Task item: Find all lines with the word "ELISA" in the material, then copy them.

Record excerpts:
────────────────────

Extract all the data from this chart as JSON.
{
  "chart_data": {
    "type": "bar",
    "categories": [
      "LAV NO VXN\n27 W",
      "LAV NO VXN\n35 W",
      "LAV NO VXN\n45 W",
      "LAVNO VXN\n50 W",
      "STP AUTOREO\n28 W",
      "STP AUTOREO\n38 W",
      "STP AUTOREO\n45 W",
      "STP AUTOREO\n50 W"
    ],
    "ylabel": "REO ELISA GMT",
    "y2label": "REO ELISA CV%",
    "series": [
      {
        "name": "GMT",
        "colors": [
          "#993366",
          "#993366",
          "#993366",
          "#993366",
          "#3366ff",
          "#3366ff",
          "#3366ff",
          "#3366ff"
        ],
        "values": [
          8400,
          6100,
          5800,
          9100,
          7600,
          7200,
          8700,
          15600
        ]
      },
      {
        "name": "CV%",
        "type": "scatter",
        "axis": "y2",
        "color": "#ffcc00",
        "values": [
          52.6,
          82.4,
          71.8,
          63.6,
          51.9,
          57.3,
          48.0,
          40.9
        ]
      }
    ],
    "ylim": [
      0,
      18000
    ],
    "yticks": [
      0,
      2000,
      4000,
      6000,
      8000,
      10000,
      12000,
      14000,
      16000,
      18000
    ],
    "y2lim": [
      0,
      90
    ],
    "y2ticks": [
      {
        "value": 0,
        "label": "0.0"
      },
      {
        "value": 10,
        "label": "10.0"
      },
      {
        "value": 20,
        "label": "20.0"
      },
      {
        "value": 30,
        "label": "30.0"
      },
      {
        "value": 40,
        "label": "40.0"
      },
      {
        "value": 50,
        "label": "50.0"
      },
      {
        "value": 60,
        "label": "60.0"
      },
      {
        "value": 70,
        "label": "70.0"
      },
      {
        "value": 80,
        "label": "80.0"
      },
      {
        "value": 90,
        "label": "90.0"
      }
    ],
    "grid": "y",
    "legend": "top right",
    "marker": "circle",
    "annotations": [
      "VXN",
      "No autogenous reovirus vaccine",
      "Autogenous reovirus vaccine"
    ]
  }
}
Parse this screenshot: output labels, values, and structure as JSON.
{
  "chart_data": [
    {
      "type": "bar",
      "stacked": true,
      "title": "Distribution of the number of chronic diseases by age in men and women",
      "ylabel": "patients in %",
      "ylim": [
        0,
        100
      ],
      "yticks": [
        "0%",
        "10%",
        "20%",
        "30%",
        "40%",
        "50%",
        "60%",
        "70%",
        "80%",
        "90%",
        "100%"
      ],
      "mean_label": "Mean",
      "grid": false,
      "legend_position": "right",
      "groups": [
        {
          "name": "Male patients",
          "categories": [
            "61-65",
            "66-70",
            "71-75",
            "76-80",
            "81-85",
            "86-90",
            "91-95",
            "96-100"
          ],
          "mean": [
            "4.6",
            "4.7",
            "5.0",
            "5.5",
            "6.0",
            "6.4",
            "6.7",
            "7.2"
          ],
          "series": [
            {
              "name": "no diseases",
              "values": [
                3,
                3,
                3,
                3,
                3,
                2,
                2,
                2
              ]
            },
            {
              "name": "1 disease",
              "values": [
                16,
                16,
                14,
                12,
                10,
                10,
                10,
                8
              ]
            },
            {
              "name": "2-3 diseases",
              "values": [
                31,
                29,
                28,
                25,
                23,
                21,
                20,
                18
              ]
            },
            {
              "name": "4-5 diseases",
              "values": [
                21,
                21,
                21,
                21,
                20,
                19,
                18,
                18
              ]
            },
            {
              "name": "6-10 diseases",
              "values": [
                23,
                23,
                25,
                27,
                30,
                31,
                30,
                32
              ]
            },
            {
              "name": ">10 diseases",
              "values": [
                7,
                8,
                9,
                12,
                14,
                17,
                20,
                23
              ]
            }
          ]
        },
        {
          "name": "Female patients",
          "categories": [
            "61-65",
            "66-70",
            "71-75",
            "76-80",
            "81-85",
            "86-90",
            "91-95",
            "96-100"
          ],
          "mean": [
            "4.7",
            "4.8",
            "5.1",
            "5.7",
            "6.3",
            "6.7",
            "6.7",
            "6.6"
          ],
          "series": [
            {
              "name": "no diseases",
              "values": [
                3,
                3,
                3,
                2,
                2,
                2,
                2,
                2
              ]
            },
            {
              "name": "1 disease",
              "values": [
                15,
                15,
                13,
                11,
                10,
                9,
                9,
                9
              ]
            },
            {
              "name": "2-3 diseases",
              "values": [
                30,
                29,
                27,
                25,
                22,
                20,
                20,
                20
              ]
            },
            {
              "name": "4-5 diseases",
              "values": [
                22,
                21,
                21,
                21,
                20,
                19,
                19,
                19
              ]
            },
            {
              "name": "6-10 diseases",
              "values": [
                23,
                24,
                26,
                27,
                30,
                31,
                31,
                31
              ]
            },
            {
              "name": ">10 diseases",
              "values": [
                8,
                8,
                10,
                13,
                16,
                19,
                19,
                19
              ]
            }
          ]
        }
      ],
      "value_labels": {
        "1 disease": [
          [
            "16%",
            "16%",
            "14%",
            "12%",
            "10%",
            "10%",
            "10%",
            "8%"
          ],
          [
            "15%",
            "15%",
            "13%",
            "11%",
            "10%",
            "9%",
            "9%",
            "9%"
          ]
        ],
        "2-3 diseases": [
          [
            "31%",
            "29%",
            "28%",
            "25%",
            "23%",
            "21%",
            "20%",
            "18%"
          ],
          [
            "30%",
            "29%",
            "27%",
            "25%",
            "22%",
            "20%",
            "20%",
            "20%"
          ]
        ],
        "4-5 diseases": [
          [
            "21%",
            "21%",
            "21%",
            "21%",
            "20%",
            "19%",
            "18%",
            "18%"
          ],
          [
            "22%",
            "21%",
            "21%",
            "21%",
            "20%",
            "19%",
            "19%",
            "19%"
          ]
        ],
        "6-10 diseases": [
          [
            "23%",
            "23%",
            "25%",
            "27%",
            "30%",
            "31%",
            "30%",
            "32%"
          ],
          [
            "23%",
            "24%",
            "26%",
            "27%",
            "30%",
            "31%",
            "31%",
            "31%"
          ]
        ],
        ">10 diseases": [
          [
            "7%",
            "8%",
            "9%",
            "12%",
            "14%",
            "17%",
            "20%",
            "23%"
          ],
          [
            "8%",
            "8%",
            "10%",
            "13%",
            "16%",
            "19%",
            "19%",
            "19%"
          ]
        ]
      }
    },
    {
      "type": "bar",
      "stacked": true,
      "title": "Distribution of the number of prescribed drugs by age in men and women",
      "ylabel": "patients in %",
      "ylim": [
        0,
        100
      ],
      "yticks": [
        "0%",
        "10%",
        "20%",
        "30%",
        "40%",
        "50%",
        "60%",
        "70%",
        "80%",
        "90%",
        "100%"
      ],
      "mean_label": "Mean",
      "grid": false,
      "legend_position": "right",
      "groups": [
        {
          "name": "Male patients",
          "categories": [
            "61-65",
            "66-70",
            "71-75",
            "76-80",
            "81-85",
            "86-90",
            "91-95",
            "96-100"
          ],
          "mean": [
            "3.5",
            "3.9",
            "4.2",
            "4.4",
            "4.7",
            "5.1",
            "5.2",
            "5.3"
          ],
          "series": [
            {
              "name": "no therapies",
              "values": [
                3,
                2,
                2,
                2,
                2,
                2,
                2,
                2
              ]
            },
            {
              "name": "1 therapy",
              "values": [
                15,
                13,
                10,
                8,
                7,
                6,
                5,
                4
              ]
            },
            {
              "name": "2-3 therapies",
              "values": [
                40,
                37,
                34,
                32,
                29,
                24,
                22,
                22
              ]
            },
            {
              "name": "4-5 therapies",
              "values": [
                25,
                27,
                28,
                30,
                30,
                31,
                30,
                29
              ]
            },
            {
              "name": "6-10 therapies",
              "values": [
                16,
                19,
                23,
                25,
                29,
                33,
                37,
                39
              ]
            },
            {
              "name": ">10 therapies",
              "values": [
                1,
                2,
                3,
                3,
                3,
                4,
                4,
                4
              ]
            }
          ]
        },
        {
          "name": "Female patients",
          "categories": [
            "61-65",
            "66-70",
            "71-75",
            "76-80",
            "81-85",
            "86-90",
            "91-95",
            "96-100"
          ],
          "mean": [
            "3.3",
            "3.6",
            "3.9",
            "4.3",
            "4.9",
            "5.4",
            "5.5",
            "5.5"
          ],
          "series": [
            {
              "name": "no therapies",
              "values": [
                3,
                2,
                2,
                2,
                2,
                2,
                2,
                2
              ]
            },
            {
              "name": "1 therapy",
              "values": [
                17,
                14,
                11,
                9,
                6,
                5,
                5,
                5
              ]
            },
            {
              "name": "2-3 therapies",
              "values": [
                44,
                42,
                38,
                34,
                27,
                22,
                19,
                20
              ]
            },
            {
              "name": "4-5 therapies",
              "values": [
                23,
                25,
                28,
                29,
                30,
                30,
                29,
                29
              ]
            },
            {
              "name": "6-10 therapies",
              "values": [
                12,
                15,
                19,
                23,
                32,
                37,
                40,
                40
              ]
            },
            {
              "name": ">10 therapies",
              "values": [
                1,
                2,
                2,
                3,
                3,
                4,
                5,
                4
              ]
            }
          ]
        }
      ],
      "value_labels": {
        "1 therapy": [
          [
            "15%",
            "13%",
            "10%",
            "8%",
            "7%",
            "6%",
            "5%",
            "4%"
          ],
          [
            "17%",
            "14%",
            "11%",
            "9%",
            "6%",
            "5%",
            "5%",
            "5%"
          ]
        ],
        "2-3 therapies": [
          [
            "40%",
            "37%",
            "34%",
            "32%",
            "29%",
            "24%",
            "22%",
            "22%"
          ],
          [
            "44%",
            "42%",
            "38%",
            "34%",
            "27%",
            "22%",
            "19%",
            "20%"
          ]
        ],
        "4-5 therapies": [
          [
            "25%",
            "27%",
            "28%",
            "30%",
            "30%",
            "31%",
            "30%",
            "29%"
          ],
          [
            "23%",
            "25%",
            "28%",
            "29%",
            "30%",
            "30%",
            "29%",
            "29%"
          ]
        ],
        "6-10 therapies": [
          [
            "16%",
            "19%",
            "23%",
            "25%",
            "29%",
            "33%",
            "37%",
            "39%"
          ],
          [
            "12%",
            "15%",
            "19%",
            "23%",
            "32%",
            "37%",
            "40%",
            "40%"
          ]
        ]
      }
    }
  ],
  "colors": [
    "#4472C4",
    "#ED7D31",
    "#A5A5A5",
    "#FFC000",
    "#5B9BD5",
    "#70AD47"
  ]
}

────────────────────

Exercise result:
    "ylabel": "REO ELISA GMT",
    "y2label": "REO ELISA CV%",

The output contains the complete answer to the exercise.